# Your instructions:
Find the lines containing "gilt" and say how many there are, with no other words.

# Records for this exercise:
+ + + + +

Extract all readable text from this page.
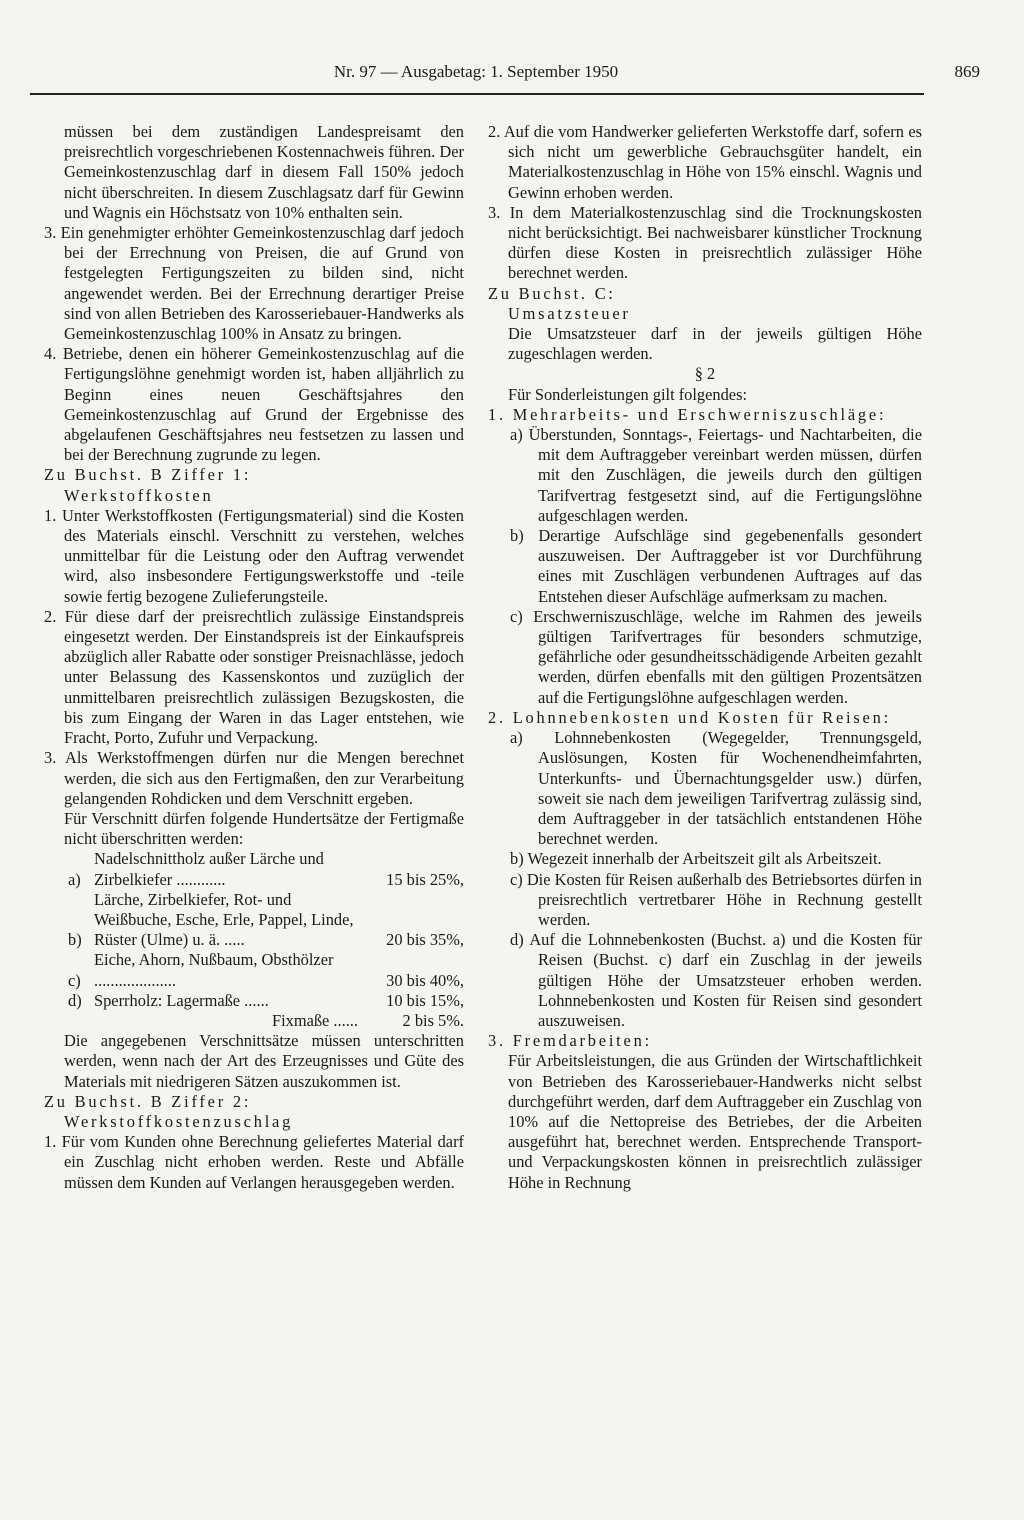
Nr. 97 — Ausgabetag: 1. September 1950	869

müssen bei dem zuständigen Landespreisamt den preisrechtlich vorgeschriebenen Kostennachweis führen. Der Gemeinkostenzuschlag darf in diesem Fall 150% jedoch nicht überschreiten. In diesem Zuschlagsatz darf für Gewinn und Wagnis ein Höchstsatz von 10% enthalten sein.

3. Ein genehmigter erhöhter Gemeinkostenzuschlag darf jedoch bei der Errechnung von Preisen, die auf Grund von festgelegten Fertigungszeiten zu bilden sind, nicht angewendet werden. Bei der Errechnung derartiger Preise sind von allen Betrieben des Karosseriebauer-Handwerks als Gemeinkostenzuschlag 100% in Ansatz zu bringen.

4. Betriebe, denen ein höherer Gemeinkostenzuschlag auf die Fertigungslöhne genehmigt worden ist, haben alljährlich zu Beginn eines neuen Geschäftsjahres den Gemeinkostenzuschlag auf Grund der Ergebnisse des abgelaufenen Geschäftsjahres neu festsetzen zu lassen und bei der Berechnung zugrunde zu legen.

Zu Buchst. B Ziffer 1:

Werkstoffkosten

1. Unter Werkstoffkosten (Fertigungsmaterial) sind die Kosten des Materials einschl. Verschnitt zu verstehen, welches unmittelbar für die Leistung oder den Auftrag verwendet wird, also insbesondere Fertigungswerkstoffe und -teile sowie fertig bezogene Zulieferungsteile.

2. Für diese darf der preisrechtlich zulässige Einstandspreis eingesetzt werden. Der Einstandspreis ist der Einkaufspreis abzüglich aller Rabatte oder sonstiger Preisnachlässe, jedoch unter Belassung des Kassenskontos und zuzüglich der unmittelbaren preisrechtlich zulässigen Bezugskosten, die bis zum Eingang der Waren in das Lager entstehen, wie Fracht, Porto, Zufuhr und Verpackung.

3. Als Werkstoffmengen dürfen nur die Mengen berechnet werden, die sich aus den Fertigmaßen, den zur Verarbeitung gelangenden Rohdicken und dem Verschnitt ergeben.

Für Verschnitt dürfen folgende Hundertsätze der Fertigmaße nicht überschritten werden:

a)	Nadelschnittholz außer Lärche und Zirbelkiefer ............	15 bis 25%,
b)	Lärche, Zirbelkiefer, Rot- und Weißbuche, Esche, Erle, Pappel, Linde, Rüster (Ulme) u. ä. .....	20 bis 35%,
c)	Eiche, Ahorn, Nußbaum, Obsthölzer ....................	30 bis 40%,
d)	Sperrholz: Lagermaße ......	10 bis 15%,
	Fixmaße ......	2 bis 5%.

Die angegebenen Verschnittsätze müssen unterschritten werden, wenn nach der Art des Erzeugnisses und Güte des Materials mit niedrigeren Sätzen auszukommen ist.

Zu Buchst. B Ziffer 2:

Werkstoffkostenzuschlag

1. Für vom Kunden ohne Berechnung geliefertes Material darf ein Zuschlag nicht erhoben werden. Reste und Abfälle müssen dem Kunden auf Verlangen herausgegeben werden.

2. Auf die vom Handwerker gelieferten Werkstoffe darf, sofern es sich nicht um gewerbliche Gebrauchsgüter handelt, ein Materialkostenzuschlag in Höhe von 15% einschl. Wagnis und Gewinn erhoben werden.

3. In dem Materialkostenzuschlag sind die Trocknungskosten nicht berücksichtigt. Bei nachweisbarer künstlicher Trocknung dürfen diese Kosten in preisrechtlich zulässiger Höhe berechnet werden.

Zu Buchst. C:

Umsatzsteuer

Die Umsatzsteuer darf in der jeweils gültigen Höhe zugeschlagen werden.

§ 2

Für Sonderleistungen gilt folgendes:

1. Mehrarbeits- und Erschwerniszuschläge:

a) Überstunden, Sonntags-, Feiertags- und Nachtarbeiten, die mit dem Auftraggeber vereinbart werden müssen, dürfen mit den Zuschlägen, die jeweils durch den gültigen Tarifvertrag festgesetzt sind, auf die Fertigungslöhne aufgeschlagen werden.

b) Derartige Aufschläge sind gegebenenfalls gesondert auszuweisen. Der Auftraggeber ist vor Durchführung eines mit Zuschlägen verbundenen Auftrages auf das Entstehen dieser Aufschläge aufmerksam zu machen.

c) Erschwerniszuschläge, welche im Rahmen des jeweils gültigen Tarifvertrages für besonders schmutzige, gefährliche oder gesundheitsschädigende Arbeiten gezahlt werden, dürfen ebenfalls mit den gültigen Prozentsätzen auf die Fertigungslöhne aufgeschlagen werden.

2. Lohnnebenkosten und Kosten für Reisen:

a) Lohnnebenkosten (Wegegelder, Trennungsgeld, Auslösungen, Kosten für Wochenendheimfahrten, Unterkunfts- und Übernachtungsgelder usw.) dürfen, soweit sie nach dem jeweiligen Tarifvertrag zulässig sind, dem Auftraggeber in der tatsächlich entstandenen Höhe berechnet werden.

b) Wegezeit innerhalb der Arbeitszeit gilt als Arbeitszeit.

c) Die Kosten für Reisen außerhalb des Betriebsortes dürfen in preisrechtlich vertretbarer Höhe in Rechnung gestellt werden.

d) Auf die Lohnnebenkosten (Buchst. a) und die Kosten für Reisen (Buchst. c) darf ein Zuschlag in der jeweils gültigen Höhe der Umsatzsteuer erhoben werden. Lohnnebenkosten und Kosten für Reisen sind gesondert auszuweisen.

3. Fremdarbeiten:

Für Arbeitsleistungen, die aus Gründen der Wirtschaftlichkeit von Betrieben des Karosseriebauer-Handwerks nicht selbst durchgeführt werden, darf dem Auftraggeber ein Zuschlag von 10% auf die Nettopreise des Betriebes, der die Arbeiten ausgeführt hat, berechnet werden. Entsprechende Transport- und Verpackungskosten können in preisrechtlich zulässiger Höhe in Rechnung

+ + + + +

# Task output:
2